## Start

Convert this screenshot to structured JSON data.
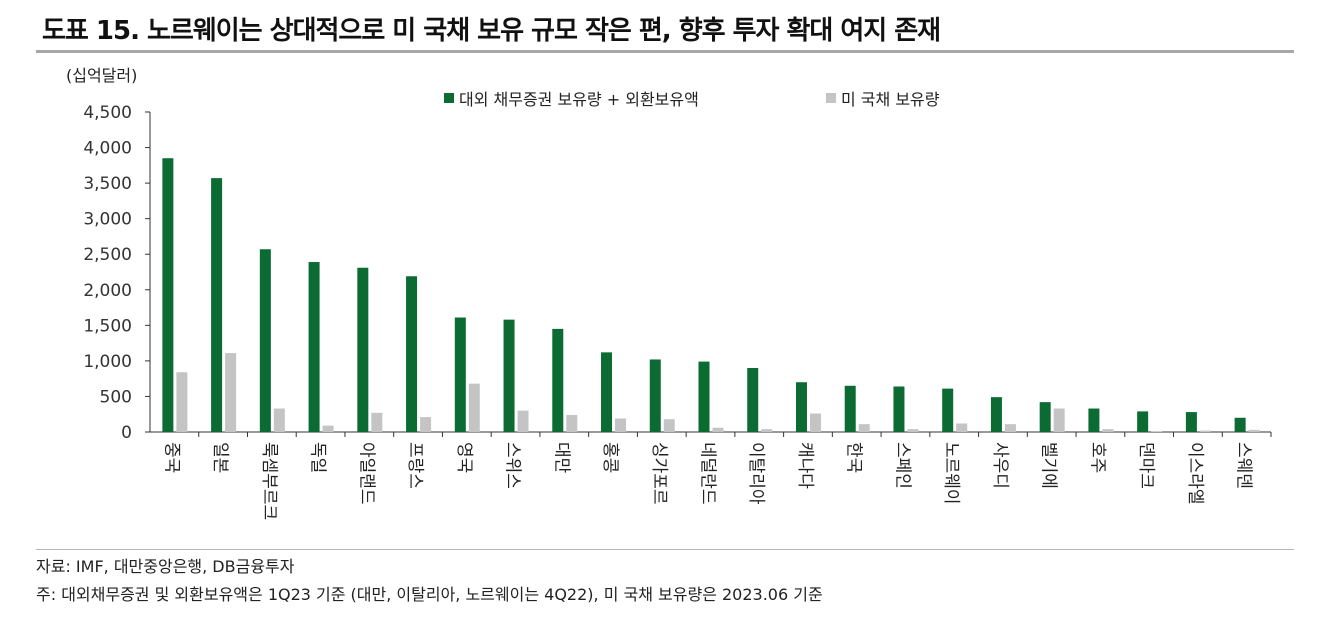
{
  "title": "도표 15. 노르웨이는 상대적으로 미 국채 보유 규모 작은 편, 향후 투자 확대 여지 존재",
  "unit": "(십억달러)",
  "source": "자료: IMF, 대만중앙은행, DB금융투자",
  "note": "주: 대외채무증권 및 외환보유액은 1Q23 기준 (대만, 이탈리아, 노르웨이는 4Q22), 미 국채 보유량은 2023.06 기준",
  "colors": {
    "series1": "#0b6b32",
    "series2": "#c4c4c4"
  },
  "chart_data": {
    "type": "bar",
    "categories": [
      "중국",
      "일본",
      "룩셈부르크",
      "독일",
      "아일랜드",
      "프랑스",
      "영국",
      "스위스",
      "대만",
      "홍콩",
      "싱가포르",
      "네덜란드",
      "이탈리아",
      "캐나다",
      "한국",
      "스페인",
      "노르웨이",
      "사우디",
      "벨기에",
      "호주",
      "덴마크",
      "이스라엘",
      "스웨덴"
    ],
    "series": [
      {
        "name": "대외 채무증권 보유량 + 외환보유액",
        "values": [
          3850,
          3570,
          2570,
          2390,
          2310,
          2190,
          1610,
          1580,
          1450,
          1120,
          1020,
          990,
          900,
          700,
          650,
          640,
          610,
          490,
          420,
          330,
          290,
          280,
          200
        ]
      },
      {
        "name": "미 국채 보유량",
        "values": [
          840,
          1110,
          330,
          90,
          270,
          210,
          680,
          300,
          240,
          190,
          180,
          60,
          40,
          260,
          110,
          40,
          120,
          110,
          330,
          40,
          5,
          20,
          30
        ]
      }
    ],
    "yticks": [
      "0",
      "500",
      "1,000",
      "1,500",
      "2,000",
      "2,500",
      "3,000",
      "3,500",
      "4,000",
      "4,500"
    ],
    "ylim": [
      0,
      4500
    ]
  }
}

## End

◆ TO BE DONE
All of the entries above should be copied exactly, except for the pictures.

◆ COMPLETED EXERCISE
Convert this screenshot to structured JSON data.
{
  "title": "도표 15. 노르웨이는 상대적으로 미 국채 보유 규모 작은 편, 향후 투자 확대 여지 존재",
  "unit": "(십억달러)",
  "source": "자료: IMF, 대만중앙은행, DB금융투자",
  "note": "주: 대외채무증권 및 외환보유액은 1Q23 기준 (대만, 이탈리아, 노르웨이는 4Q22), 미 국채 보유량은 2023.06 기준",
  "colors": {
    "series1": "#0b6b32",
    "series2": "#c4c4c4"
  },
  "chart_data": {
    "type": "bar",
    "categories": [
      "중국",
      "일본",
      "룩셈부르크",
      "독일",
      "아일랜드",
      "프랑스",
      "영국",
      "스위스",
      "대만",
      "홍콩",
      "싱가포르",
      "네덜란드",
      "이탈리아",
      "캐나다",
      "한국",
      "스페인",
      "노르웨이",
      "사우디",
      "벨기에",
      "호주",
      "덴마크",
      "이스라엘",
      "스웨덴"
    ],
    "series": [
      {
        "name": "대외 채무증권 보유량 + 외환보유액",
        "values": [
          3850,
          3570,
          2570,
          2390,
          2310,
          2190,
          1610,
          1580,
          1450,
          1120,
          1020,
          990,
          900,
          700,
          650,
          640,
          610,
          490,
          420,
          330,
          290,
          280,
          200
        ]
      },
      {
        "name": "미 국채 보유량",
        "values": [
          840,
          1110,
          330,
          90,
          270,
          210,
          680,
          300,
          240,
          190,
          180,
          60,
          40,
          260,
          110,
          40,
          120,
          110,
          330,
          40,
          5,
          20,
          30
        ]
      }
    ],
    "yticks": [
      "0",
      "500",
      "1,000",
      "1,500",
      "2,000",
      "2,500",
      "3,000",
      "3,500",
      "4,000",
      "4,500"
    ],
    "ylim": [
      0,
      4500
    ]
  }
}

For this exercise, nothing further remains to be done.